— start DATA PROVIDED —

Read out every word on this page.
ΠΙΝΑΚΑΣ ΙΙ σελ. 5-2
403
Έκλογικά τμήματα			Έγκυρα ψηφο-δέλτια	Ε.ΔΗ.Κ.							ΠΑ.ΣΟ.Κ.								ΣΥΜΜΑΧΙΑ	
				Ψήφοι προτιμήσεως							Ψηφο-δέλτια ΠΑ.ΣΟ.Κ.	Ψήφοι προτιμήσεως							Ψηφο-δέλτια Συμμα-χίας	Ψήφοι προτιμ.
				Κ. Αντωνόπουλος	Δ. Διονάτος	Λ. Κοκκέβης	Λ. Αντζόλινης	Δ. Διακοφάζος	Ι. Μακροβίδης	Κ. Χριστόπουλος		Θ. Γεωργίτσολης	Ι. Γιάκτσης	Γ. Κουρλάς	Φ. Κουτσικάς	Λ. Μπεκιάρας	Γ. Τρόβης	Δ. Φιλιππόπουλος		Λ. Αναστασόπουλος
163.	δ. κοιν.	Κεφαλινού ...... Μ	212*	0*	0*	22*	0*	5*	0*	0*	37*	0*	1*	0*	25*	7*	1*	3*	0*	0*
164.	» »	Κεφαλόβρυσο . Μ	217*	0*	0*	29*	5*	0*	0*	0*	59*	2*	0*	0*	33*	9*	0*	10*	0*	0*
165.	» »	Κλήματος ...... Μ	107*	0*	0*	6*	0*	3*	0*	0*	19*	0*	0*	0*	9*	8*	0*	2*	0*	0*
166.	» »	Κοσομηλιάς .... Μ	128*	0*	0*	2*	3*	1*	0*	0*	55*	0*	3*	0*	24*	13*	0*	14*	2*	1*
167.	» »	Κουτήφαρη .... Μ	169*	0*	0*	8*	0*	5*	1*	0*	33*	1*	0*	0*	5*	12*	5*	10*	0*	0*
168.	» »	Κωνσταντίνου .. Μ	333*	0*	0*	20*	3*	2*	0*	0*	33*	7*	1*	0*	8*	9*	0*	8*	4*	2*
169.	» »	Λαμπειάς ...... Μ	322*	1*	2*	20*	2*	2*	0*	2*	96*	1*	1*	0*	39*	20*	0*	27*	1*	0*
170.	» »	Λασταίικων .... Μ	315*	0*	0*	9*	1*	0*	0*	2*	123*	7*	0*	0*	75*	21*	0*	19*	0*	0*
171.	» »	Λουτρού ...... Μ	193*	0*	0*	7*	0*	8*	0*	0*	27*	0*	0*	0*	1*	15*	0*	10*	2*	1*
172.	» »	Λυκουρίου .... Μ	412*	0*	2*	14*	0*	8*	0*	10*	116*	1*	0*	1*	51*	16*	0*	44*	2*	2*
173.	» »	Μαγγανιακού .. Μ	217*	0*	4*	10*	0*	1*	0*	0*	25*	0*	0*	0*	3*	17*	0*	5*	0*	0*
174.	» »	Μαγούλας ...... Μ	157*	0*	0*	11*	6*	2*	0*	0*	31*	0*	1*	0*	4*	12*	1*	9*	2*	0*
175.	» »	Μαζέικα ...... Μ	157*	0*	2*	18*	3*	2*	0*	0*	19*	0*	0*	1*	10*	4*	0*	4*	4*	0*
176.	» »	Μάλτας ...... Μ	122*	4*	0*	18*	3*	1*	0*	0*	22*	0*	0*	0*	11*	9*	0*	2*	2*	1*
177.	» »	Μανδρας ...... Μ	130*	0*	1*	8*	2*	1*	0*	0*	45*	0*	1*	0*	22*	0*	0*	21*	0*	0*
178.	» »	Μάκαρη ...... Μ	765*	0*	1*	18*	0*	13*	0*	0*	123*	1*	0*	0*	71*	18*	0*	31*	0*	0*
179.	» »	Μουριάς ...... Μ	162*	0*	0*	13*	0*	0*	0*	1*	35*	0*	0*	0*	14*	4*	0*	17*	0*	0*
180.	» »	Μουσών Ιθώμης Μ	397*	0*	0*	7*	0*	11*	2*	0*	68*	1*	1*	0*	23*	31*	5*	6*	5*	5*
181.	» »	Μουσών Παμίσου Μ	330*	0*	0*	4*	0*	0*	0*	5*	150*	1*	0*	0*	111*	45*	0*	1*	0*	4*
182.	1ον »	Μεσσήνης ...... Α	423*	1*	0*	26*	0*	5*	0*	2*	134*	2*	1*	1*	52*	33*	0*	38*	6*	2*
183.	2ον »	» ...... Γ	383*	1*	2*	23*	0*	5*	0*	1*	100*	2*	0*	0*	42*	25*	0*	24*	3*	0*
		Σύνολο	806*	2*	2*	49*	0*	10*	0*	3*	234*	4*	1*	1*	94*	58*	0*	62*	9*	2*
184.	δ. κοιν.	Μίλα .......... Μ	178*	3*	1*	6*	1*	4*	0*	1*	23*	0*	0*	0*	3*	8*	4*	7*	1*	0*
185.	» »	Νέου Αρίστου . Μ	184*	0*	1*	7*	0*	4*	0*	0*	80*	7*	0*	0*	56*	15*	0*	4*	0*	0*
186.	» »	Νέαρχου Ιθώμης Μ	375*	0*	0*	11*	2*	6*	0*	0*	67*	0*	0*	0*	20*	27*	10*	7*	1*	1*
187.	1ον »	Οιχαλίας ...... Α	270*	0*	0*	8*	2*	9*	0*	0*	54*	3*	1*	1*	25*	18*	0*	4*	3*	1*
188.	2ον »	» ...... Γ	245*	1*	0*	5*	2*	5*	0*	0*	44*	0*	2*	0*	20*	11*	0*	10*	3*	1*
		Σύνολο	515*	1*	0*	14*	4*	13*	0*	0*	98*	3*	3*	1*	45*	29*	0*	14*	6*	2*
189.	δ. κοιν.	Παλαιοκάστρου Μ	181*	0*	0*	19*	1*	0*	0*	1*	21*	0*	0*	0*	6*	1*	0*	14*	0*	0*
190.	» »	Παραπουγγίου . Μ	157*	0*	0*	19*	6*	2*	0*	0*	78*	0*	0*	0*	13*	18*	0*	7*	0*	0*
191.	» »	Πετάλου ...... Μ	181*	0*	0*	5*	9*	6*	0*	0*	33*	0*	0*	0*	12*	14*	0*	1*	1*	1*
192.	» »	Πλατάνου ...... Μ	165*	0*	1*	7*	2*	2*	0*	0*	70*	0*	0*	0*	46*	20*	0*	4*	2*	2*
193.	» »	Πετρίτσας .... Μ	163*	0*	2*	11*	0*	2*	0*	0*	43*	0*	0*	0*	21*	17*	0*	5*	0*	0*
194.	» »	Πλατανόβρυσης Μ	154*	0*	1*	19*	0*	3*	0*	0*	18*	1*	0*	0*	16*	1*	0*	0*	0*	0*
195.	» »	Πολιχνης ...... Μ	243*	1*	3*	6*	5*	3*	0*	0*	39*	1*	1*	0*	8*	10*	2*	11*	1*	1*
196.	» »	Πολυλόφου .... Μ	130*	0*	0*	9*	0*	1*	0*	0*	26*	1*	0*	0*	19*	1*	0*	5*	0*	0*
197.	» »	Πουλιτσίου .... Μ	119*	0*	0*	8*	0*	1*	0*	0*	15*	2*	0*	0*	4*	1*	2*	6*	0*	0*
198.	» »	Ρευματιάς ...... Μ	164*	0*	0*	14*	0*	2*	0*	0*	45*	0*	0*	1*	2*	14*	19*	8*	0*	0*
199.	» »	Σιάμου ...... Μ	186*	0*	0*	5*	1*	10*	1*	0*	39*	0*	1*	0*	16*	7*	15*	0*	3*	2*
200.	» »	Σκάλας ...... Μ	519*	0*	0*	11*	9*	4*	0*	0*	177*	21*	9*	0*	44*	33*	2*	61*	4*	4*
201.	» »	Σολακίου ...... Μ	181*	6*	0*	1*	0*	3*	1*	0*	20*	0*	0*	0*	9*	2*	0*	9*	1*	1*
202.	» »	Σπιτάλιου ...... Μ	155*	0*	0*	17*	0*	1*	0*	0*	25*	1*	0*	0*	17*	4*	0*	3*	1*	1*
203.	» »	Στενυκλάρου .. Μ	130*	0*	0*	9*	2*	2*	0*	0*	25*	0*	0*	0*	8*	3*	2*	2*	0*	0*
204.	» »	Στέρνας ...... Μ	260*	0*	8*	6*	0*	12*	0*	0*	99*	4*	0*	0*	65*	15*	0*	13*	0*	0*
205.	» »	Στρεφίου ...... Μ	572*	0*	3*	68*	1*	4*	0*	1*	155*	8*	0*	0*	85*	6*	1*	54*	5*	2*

— end DATA PROVIDED —

Pick out every line with the string "δέλτια" and copy it.

Έκλογικά τμήματα			Έγκυρα ψηφο-δέλτια	Ε.ΔΗ.Κ.							ΠΑ.ΣΟ.Κ.								ΣΥΜΜΑΧΙΑ	
				Ψήφοι προτιμήσεως							Ψηφο-δέλτια ΠΑ.ΣΟ.Κ.	Ψήφοι προτιμήσεως							Ψηφο-δέλτια Συμμα-χίας	Ψήφοι προτιμ.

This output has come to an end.